-- Start --

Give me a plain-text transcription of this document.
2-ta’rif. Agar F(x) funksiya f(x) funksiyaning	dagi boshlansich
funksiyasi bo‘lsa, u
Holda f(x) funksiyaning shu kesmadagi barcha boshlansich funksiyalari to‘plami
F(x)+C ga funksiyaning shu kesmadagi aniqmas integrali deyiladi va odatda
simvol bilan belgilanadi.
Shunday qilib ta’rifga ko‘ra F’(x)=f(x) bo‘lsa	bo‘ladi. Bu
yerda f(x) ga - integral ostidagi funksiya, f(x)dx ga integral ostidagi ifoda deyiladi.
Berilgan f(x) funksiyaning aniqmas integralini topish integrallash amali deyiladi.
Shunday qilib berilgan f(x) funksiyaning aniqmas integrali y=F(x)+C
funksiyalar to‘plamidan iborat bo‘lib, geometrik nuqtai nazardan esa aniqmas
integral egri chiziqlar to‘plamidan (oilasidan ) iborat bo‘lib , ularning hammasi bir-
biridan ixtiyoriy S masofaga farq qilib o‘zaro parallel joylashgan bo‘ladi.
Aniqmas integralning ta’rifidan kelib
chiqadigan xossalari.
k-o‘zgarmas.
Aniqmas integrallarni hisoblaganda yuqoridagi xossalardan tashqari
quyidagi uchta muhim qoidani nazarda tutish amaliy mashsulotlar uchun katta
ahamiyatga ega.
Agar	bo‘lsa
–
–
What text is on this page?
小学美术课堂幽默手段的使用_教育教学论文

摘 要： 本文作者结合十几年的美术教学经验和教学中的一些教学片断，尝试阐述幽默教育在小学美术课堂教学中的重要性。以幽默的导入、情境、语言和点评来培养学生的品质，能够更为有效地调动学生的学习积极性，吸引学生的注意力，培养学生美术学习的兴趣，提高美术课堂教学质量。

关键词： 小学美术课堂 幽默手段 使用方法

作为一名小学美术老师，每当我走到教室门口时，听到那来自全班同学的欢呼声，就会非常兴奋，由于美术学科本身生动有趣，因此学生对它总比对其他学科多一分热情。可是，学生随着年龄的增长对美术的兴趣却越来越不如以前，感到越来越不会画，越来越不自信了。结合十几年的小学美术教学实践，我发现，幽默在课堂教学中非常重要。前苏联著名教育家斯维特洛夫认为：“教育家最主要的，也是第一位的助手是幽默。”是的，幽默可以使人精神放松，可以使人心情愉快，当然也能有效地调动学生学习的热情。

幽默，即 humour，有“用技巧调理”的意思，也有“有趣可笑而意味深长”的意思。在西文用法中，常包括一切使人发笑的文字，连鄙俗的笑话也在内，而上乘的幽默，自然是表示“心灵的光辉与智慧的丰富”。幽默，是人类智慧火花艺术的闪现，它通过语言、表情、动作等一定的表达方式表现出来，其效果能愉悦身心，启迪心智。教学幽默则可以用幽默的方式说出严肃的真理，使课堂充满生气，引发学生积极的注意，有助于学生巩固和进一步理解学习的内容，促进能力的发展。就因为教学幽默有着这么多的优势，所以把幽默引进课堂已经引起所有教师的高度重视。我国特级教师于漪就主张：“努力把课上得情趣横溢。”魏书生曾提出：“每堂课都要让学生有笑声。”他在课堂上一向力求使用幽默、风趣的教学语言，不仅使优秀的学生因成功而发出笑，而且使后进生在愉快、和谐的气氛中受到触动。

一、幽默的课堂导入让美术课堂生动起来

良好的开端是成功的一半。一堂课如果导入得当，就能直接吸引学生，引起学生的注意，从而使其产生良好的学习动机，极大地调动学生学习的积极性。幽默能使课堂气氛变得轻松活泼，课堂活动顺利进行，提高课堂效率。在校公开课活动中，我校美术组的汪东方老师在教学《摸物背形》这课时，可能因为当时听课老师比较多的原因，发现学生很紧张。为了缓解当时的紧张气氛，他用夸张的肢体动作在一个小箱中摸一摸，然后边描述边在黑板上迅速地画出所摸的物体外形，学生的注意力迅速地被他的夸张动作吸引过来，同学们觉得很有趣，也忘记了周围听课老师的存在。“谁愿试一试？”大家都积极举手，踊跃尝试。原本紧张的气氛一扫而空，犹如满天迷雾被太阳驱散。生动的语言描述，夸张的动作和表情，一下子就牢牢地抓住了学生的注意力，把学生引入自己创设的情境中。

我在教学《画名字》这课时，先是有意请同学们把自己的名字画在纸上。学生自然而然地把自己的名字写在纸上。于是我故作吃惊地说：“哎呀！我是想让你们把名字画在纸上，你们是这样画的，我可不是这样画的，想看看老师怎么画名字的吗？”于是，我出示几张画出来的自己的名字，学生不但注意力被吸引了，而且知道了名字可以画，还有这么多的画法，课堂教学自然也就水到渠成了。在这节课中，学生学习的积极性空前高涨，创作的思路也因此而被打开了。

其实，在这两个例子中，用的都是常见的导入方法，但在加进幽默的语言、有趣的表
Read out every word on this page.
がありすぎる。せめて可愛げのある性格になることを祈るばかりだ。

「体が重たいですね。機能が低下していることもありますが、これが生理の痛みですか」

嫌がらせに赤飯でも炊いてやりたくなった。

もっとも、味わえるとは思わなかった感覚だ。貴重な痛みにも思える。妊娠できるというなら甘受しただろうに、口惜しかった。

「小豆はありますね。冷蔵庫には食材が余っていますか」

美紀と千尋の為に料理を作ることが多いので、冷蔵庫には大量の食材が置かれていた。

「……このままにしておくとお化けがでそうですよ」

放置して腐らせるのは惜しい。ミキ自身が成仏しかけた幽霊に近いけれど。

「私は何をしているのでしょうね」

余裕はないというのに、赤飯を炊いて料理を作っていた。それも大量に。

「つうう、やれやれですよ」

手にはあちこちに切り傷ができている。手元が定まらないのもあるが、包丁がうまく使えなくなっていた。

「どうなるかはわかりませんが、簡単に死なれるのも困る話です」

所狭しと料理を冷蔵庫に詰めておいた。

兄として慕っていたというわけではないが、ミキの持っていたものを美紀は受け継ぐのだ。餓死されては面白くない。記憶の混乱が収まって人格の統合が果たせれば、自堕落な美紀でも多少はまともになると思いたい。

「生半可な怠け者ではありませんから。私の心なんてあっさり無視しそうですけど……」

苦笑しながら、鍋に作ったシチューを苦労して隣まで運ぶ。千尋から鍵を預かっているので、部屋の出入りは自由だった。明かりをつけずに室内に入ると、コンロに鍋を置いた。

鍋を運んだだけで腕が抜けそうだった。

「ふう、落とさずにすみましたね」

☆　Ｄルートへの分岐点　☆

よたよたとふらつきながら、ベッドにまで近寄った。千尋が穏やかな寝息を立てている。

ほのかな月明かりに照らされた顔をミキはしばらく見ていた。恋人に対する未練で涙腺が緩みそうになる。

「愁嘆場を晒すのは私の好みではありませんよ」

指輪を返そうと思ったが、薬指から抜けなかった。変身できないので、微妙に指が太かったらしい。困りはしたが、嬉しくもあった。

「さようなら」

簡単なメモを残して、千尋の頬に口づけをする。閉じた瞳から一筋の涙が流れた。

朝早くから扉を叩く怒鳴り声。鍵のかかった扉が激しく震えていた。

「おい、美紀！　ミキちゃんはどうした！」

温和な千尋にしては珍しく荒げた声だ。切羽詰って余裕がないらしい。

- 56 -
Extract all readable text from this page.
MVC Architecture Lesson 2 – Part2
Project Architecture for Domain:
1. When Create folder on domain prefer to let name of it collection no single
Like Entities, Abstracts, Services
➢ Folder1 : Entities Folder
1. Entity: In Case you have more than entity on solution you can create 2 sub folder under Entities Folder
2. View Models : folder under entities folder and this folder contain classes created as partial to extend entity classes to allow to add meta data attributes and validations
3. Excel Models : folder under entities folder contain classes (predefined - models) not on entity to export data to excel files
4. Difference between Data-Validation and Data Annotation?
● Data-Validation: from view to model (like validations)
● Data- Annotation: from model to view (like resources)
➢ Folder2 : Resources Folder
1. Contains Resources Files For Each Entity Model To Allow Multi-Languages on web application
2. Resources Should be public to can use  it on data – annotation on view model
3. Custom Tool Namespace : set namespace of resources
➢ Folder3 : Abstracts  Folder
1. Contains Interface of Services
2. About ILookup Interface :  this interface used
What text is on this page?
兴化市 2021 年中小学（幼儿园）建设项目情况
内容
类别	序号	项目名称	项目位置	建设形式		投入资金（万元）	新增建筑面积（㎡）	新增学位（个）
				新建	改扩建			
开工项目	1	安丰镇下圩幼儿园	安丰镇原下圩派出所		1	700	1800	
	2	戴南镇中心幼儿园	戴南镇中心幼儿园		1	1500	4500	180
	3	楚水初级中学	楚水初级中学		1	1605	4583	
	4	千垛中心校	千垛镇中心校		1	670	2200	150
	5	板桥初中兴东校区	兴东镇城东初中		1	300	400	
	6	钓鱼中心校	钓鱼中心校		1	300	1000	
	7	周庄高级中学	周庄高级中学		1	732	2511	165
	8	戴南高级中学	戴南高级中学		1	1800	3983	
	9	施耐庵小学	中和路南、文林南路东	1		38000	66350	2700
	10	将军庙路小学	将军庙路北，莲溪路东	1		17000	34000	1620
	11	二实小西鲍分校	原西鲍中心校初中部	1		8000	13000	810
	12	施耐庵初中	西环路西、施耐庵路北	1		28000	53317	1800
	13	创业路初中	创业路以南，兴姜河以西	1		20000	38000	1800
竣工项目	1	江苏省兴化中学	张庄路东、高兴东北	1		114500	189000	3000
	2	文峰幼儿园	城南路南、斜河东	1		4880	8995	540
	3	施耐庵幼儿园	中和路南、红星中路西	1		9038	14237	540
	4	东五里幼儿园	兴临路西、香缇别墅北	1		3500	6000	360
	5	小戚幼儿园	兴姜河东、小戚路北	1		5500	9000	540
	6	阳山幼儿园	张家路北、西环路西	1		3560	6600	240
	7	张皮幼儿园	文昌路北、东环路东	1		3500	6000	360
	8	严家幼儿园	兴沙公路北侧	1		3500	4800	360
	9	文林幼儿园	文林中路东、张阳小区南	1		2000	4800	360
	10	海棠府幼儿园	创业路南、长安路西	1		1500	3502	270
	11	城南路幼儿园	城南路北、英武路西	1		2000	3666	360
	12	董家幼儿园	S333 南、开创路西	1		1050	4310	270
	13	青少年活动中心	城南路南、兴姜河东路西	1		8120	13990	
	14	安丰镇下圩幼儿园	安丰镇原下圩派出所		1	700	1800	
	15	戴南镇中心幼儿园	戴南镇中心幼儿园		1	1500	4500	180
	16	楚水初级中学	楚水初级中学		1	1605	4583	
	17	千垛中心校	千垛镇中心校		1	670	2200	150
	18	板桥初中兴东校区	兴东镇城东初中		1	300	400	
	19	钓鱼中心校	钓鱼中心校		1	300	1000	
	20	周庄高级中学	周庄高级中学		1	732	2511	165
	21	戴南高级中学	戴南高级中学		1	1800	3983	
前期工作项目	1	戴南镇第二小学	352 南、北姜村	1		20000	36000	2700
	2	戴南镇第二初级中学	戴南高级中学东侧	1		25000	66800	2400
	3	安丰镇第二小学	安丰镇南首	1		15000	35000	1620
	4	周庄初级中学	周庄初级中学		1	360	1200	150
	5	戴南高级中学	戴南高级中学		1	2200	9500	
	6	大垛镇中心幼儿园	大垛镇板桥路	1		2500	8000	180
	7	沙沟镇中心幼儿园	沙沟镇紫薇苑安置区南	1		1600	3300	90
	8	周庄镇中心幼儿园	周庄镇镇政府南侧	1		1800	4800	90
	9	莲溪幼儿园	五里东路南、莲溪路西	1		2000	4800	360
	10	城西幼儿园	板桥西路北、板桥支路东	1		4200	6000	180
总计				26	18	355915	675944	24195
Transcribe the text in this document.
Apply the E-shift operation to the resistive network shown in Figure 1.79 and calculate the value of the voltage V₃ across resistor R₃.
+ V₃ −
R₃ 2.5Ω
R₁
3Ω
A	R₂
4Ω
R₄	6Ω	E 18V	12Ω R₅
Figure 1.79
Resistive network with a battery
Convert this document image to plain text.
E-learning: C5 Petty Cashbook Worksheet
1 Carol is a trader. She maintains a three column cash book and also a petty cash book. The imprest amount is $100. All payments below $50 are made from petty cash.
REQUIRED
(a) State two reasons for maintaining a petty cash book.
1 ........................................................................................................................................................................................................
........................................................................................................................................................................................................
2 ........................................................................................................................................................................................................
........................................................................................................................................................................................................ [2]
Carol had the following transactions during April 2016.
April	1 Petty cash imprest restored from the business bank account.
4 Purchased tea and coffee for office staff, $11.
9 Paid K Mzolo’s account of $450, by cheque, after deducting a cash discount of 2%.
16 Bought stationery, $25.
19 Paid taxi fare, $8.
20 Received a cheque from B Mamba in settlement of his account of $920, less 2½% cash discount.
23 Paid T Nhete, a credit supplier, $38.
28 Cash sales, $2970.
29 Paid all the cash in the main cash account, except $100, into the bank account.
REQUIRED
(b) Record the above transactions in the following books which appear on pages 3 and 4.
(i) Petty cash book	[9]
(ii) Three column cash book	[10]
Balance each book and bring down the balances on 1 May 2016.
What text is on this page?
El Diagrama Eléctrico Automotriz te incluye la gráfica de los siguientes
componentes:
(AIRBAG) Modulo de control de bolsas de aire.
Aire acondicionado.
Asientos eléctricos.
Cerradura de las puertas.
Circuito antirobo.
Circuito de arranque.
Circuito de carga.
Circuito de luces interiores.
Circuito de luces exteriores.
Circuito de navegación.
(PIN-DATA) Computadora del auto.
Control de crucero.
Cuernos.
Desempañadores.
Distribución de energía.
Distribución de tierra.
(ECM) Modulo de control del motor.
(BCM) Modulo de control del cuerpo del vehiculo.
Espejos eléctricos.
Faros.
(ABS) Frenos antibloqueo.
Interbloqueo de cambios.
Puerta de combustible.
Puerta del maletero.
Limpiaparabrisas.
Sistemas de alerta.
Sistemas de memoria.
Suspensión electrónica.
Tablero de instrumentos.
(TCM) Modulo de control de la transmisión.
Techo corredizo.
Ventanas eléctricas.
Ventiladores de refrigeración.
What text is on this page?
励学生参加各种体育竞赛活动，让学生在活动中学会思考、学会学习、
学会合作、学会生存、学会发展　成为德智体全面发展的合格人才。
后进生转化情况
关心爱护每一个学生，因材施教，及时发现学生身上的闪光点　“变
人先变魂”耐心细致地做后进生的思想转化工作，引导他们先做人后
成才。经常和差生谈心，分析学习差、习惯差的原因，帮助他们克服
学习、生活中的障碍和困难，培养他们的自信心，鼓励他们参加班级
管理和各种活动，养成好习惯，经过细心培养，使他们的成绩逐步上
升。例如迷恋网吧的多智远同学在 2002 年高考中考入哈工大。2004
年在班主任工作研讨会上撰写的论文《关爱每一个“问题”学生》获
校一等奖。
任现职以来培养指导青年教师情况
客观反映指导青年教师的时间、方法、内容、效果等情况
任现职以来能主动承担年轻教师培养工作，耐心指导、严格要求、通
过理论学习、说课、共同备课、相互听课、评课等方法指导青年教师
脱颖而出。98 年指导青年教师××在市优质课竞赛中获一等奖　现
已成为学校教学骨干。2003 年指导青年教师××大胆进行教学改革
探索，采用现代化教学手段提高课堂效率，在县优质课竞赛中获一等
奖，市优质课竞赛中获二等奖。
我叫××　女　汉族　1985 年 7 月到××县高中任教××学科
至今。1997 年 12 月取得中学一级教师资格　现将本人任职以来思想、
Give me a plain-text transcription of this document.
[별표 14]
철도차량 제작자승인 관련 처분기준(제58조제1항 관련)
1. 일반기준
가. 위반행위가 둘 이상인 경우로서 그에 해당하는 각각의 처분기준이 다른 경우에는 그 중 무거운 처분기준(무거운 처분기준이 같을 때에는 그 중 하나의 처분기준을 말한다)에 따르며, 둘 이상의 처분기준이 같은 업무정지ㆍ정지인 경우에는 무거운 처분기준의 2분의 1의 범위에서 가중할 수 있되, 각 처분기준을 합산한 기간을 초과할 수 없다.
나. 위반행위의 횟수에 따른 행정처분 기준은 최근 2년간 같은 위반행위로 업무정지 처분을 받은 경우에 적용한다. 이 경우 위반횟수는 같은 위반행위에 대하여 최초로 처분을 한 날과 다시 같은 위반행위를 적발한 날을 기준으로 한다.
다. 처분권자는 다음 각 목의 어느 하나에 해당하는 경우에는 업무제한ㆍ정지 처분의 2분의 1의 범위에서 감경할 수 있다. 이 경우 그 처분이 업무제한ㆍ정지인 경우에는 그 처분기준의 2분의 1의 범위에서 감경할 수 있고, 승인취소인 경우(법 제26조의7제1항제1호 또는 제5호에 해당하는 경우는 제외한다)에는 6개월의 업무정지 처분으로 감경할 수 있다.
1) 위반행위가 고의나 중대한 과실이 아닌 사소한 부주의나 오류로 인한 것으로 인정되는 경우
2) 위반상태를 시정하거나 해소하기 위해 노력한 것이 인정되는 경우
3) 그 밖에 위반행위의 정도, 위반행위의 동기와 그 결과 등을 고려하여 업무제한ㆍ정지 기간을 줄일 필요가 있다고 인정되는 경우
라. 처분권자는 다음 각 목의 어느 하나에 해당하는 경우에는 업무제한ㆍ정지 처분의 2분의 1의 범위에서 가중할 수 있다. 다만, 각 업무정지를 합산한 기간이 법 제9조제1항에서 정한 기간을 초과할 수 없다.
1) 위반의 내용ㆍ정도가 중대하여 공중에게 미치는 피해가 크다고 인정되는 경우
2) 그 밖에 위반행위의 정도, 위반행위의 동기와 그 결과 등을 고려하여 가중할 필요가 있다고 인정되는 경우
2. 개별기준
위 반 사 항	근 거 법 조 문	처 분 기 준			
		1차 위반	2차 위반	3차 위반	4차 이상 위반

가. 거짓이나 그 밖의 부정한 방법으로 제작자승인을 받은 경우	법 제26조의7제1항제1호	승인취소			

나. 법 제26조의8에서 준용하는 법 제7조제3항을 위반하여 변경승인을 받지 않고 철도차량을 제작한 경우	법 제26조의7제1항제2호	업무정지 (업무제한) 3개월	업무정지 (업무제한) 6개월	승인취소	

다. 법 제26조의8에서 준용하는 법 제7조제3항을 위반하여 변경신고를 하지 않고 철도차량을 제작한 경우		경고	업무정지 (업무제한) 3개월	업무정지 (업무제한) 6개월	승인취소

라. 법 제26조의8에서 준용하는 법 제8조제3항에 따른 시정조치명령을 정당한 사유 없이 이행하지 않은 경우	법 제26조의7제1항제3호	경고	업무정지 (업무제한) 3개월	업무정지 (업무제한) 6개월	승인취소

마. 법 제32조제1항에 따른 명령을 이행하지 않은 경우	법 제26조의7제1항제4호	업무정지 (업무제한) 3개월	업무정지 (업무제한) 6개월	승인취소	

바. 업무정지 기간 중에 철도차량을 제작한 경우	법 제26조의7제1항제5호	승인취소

-- End --

__YOUR OBJECTIVE__.
For each line above that contains the word "고려하여", copy that line.

__EXPECTED OUTPUT__.
3) 그 밖에 위반행위의 정도, 위반행위의 동기와 그 결과 등을 고려하여 업무제한ㆍ정지 기간을 줄일 필요가 있다고 인정되는 경우
2) 그 밖에 위반행위의 정도, 위반행위의 동기와 그 결과 등을 고려하여 가중할 필요가 있다고 인정되는 경우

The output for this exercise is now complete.